== WHAT THE TASK REQUIRES ==
Filter the records for lines holding the string "không".

********************

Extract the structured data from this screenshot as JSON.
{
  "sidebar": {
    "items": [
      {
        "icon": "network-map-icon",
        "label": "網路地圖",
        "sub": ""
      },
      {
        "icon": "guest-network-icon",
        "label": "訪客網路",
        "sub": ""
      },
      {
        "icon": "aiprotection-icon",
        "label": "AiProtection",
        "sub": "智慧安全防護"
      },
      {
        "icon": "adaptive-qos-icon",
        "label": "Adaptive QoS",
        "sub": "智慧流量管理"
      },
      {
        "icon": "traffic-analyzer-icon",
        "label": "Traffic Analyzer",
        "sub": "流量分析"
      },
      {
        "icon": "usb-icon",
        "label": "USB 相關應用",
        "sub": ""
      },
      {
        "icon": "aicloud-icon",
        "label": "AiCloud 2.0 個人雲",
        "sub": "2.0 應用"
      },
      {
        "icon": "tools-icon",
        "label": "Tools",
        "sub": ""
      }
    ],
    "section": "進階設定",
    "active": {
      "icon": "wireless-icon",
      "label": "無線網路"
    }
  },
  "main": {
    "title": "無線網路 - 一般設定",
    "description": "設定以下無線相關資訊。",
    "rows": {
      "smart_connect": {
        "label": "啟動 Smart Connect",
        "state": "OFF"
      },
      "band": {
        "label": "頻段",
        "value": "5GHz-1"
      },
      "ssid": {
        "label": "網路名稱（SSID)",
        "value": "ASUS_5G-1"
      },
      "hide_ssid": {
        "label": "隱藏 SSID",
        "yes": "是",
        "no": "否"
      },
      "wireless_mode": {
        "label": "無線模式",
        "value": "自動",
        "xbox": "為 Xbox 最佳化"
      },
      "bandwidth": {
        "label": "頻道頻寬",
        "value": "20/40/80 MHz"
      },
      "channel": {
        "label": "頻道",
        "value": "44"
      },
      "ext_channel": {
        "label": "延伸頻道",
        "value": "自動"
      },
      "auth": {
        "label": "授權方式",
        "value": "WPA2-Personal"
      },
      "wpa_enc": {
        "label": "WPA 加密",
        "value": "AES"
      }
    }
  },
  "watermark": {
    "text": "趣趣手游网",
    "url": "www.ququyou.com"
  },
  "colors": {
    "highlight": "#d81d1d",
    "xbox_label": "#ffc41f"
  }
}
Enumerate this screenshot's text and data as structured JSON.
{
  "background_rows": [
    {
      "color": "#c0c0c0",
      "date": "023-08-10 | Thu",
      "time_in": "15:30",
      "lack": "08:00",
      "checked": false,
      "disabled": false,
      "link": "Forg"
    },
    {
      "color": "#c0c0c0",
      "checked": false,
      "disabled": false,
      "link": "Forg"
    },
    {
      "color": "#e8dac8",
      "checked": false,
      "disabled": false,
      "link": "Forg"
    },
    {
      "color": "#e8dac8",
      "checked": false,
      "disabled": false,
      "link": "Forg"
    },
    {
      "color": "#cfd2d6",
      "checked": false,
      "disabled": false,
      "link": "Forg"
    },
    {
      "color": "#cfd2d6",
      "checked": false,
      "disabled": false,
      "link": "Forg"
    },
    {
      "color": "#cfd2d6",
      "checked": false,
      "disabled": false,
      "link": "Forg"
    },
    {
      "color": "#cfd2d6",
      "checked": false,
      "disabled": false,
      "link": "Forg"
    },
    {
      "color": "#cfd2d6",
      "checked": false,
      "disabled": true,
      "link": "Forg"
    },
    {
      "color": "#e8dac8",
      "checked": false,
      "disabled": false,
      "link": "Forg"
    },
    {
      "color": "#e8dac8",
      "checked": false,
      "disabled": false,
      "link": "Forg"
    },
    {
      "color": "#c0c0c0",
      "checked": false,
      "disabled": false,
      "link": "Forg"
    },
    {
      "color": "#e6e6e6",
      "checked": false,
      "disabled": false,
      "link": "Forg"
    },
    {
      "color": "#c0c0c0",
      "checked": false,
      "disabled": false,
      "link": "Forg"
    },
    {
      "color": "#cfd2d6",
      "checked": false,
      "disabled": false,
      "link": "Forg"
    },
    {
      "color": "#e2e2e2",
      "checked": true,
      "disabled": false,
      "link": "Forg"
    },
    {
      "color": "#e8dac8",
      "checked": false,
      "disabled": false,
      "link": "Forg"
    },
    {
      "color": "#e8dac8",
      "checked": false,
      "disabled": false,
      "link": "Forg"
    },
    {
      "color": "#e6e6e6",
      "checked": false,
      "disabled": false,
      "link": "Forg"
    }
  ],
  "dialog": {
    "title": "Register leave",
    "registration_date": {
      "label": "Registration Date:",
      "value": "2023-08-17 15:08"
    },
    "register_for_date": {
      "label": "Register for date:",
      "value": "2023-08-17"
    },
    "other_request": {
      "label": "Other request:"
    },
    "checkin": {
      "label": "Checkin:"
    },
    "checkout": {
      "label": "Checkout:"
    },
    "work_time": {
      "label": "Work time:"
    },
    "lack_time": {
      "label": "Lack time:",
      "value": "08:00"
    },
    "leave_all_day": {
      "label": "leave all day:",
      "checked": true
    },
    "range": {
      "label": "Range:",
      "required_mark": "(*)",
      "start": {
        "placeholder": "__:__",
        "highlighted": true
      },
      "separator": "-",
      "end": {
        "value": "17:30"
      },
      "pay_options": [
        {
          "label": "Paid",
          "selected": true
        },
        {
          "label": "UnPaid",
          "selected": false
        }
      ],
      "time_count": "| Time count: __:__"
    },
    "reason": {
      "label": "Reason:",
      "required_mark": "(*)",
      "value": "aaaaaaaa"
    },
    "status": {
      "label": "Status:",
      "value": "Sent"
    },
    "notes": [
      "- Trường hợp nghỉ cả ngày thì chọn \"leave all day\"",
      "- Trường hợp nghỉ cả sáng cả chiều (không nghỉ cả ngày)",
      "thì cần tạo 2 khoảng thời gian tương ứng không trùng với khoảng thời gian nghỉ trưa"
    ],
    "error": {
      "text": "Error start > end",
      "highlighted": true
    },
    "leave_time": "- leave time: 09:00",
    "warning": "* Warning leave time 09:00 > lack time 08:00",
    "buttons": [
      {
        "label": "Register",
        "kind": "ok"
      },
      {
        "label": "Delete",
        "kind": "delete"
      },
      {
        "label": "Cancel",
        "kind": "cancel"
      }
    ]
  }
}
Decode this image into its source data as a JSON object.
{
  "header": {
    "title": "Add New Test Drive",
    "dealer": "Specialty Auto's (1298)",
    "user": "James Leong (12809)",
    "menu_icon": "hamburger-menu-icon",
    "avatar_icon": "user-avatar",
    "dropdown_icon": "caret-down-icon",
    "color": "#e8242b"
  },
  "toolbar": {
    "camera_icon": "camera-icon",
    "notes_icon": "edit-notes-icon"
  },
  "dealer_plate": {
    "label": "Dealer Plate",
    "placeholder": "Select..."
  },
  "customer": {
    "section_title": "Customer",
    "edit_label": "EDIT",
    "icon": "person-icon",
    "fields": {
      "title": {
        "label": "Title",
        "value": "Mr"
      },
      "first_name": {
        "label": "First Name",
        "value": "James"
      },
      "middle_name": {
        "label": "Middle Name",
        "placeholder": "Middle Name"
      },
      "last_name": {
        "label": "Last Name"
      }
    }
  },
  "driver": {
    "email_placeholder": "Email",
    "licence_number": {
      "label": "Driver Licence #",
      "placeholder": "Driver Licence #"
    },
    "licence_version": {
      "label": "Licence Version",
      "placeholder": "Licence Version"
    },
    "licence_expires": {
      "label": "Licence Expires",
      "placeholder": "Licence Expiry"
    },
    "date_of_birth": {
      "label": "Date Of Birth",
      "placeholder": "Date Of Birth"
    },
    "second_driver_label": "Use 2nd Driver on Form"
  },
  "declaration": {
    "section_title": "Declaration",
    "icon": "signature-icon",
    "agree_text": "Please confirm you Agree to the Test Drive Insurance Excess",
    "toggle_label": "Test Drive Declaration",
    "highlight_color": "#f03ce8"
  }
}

********************

== ANSWER TO THIS TASK ==
      "- Trường hợp nghỉ cả sáng cả chiều (không nghỉ cả ngày)",
      "thì cần tạo 2 khoảng thời gian tương ứng không trùng với khoảng thời gian nghỉ trưa"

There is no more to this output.